THE EXERCISE> Copy word for word the lines in the records below, starting at the line that contains "column-header-label: Modified [934,105,1003,122]" and ending at the line that contains "chevron-left-icon [196,73,204,86]", with both of those lines included.

** start RECORDS PROVIDED **

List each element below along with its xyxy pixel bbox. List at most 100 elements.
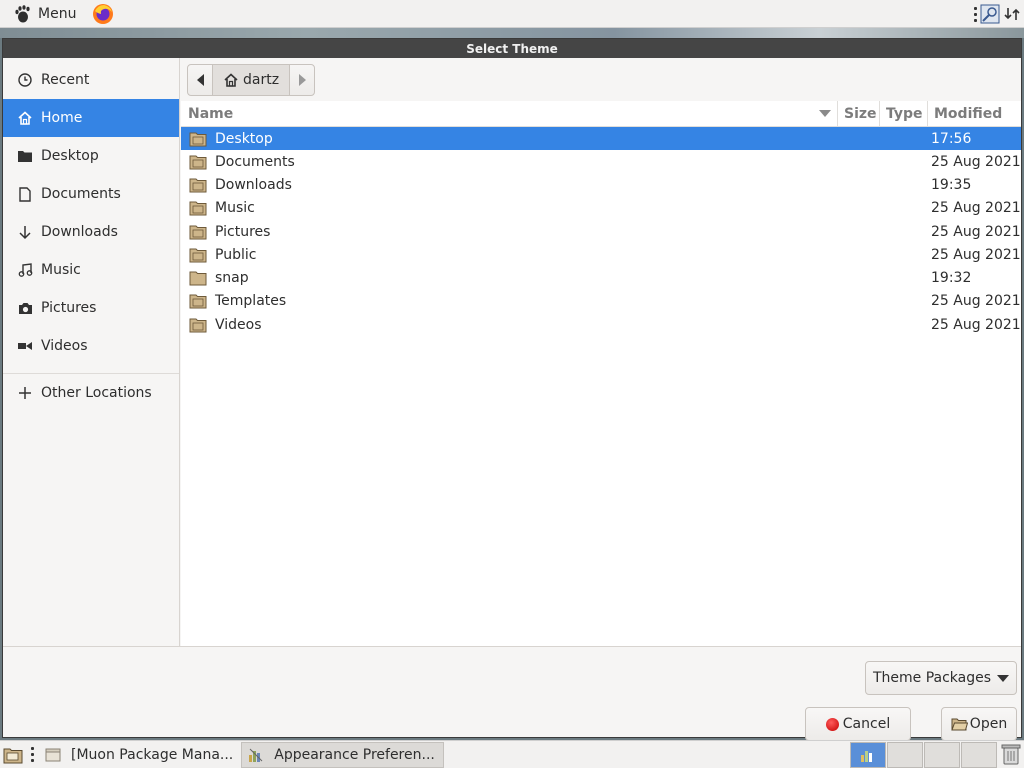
column-header-label: Modified [934,105,1003,122]
places-sidebar: Recent Home Desktop Documents Downloads [3,58,180,646]
folder-icon [17,148,33,164]
file-row[interactable]: snap 19:32 [181,267,1021,290]
cancel-button[interactable]: Cancel [805,707,911,741]
menu-button[interactable]: Menu [0,0,84,28]
sidebar-item-desktop[interactable]: Desktop [3,137,179,175]
video-icon [17,338,33,354]
trash-icon[interactable] [1001,743,1021,765]
dialog-action-area: Theme Packages Cancel Open [3,646,1021,741]
stop-icon [825,717,839,731]
network-icon[interactable] [1002,4,1022,24]
document-icon [17,186,33,202]
plus-icon [17,385,33,401]
folder-icon [189,178,207,193]
chevron-left-icon [196,73,204,86]
column-header-name[interactable]: Name [181,101,837,127]
file-name: Pictures [215,223,271,240]
task-label: Appearance Preferen... [274,746,435,763]
path-back-button[interactable] [187,63,213,96]
vertical-dots-icon[interactable] [972,5,978,23]
column-header-modified[interactable]: Modified [927,100,1021,127]
sidebar-item-pictures[interactable]: Pictures [3,289,179,327]
sidebar-item-label: Videos [41,338,88,354]
tray-area [972,0,1024,28]
task-label: [Muon Package Mana... [71,746,234,763]
home-icon [224,72,238,87]
workspace-1[interactable] [850,742,886,768]
file-name: Downloads [215,177,292,194]
column-header-size[interactable]: Size [837,100,879,127]
desktop-background [0,28,1024,38]
file-browser: dartz Name Size Type Modified Desktop 17… [181,58,1021,646]
open-button[interactable]: Open [941,707,1017,741]
file-row[interactable]: Public 25 Aug 2021 [181,243,1021,266]
sidebar-item-label: Home [41,110,83,126]
file-row[interactable]: Music 25 Aug 2021 [181,197,1021,220]
file-row[interactable]: Pictures 25 Aug 2021 [181,220,1021,243]
sidebar-item-label: Recent [41,72,90,88]
folder-icon [189,155,207,170]
appearance-icon [861,751,872,762]
file-row[interactable]: Documents 25 Aug 2021 [181,150,1021,173]
folder-icon [189,225,207,240]
menu-label: Menu [38,5,77,22]
file-name: Documents [215,153,295,170]
workspace-3[interactable] [924,742,960,768]
package-icon [45,748,61,761]
column-header-row: Name Size Type Modified [181,100,1021,127]
appearance-icon [249,748,263,762]
camera-icon [17,300,33,316]
file-filter-dropdown[interactable]: Theme Packages [865,661,1017,695]
show-desktop-icon[interactable] [3,746,23,764]
sidebar-item-other-locations[interactable]: Other Locations [3,374,179,412]
sidebar-item-recent[interactable]: Recent [3,61,179,99]
column-header-label: Size [844,105,877,122]
path-forward-button[interactable] [289,63,316,96]
chevron-right-icon [298,73,306,86]
file-name: Public [215,246,257,263]
file-name: Music [215,200,255,217]
file-modified: 25 Aug 2021 [931,316,1021,333]
sort-descending-icon [819,109,831,117]
music-note-icon [17,262,33,278]
firefox-icon[interactable] [92,3,114,25]
home-icon [17,110,33,126]
file-modified: 25 Aug 2021 [931,223,1021,240]
file-chooser-dialog: Select Theme Recent Home Desktop Documen… [2,38,1022,741]
vertical-dots-icon[interactable] [29,746,35,764]
download-arrow-icon [17,224,33,240]
file-modified: 25 Aug 2021 [931,246,1021,263]
folder-icon [189,132,207,147]
path-home-button[interactable]: dartz [213,63,290,96]
magnifier-icon[interactable] [980,4,1000,24]
sidebar-item-videos[interactable]: Videos [3,327,179,365]
dialog-title: Select Theme [466,41,558,56]
sidebar-item-documents[interactable]: Documents [3,175,179,213]
file-modified: 17:56 [931,130,972,147]
folder-icon [189,271,207,286]
open-folder-icon [951,718,968,731]
file-modified: 25 Aug 2021 [931,153,1021,170]
file-row[interactable]: Downloads 19:35 [181,174,1021,197]
taskbar-task-appearance[interactable]: Appearance Preferen... [241,741,444,768]
sidebar-item-home[interactable]: Home [3,99,179,137]
workspace-2[interactable] [887,742,923,768]
workspace-4[interactable] [961,742,997,768]
folder-icon [189,294,207,309]
file-modified: 19:32 [931,270,972,287]
file-row[interactable]: Videos 25 Aug 2021 [181,313,1021,336]
taskbar-task-muon[interactable]: [Muon Package Mana... [39,742,241,768]
sidebar-item-downloads[interactable]: Downloads [3,213,179,251]
file-row[interactable]: Desktop 17:56 [181,127,1021,151]
sidebar-item-label: Desktop [41,148,99,164]
file-name: Videos [215,316,262,333]
file-modified: 19:35 [931,177,972,194]
sidebar-item-music[interactable]: Music [3,251,179,289]
file-name: Templates [215,293,287,310]
column-header-type[interactable]: Type [879,100,927,127]
open-label: Open [969,716,1008,732]
file-modified: 25 Aug 2021 [931,293,1021,310]
file-modified: 25 Aug 2021 [931,200,1021,217]
file-row[interactable]: Templates 25 Aug 2021 [181,290,1021,313]
dialog-titlebar[interactable]: Select Theme [3,39,1021,58]
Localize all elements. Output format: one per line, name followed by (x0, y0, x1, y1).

** end RECORDS PROVIDED **

SOLVED EXERCISE>
column-header-label: Modified [934,105,1003,122]
places-sidebar: Recent Home Desktop Documents Downloads [3,58,180,646]
folder-icon [17,148,33,164]
file-row[interactable]: snap 19:32 [181,267,1021,290]
cancel-button[interactable]: Cancel [805,707,911,741]
menu-button[interactable]: Menu [0,0,84,28]
sidebar-item-desktop[interactable]: Desktop [3,137,179,175]
video-icon [17,338,33,354]
trash-icon[interactable] [1001,743,1021,765]
dialog-action-area: Theme Packages Cancel Open [3,646,1021,741]
stop-icon [825,717,839,731]
network-icon[interactable] [1002,4,1022,24]
document-icon [17,186,33,202]
plus-icon [17,385,33,401]
folder-icon [189,178,207,193]
chevron-left-icon [196,73,204,86]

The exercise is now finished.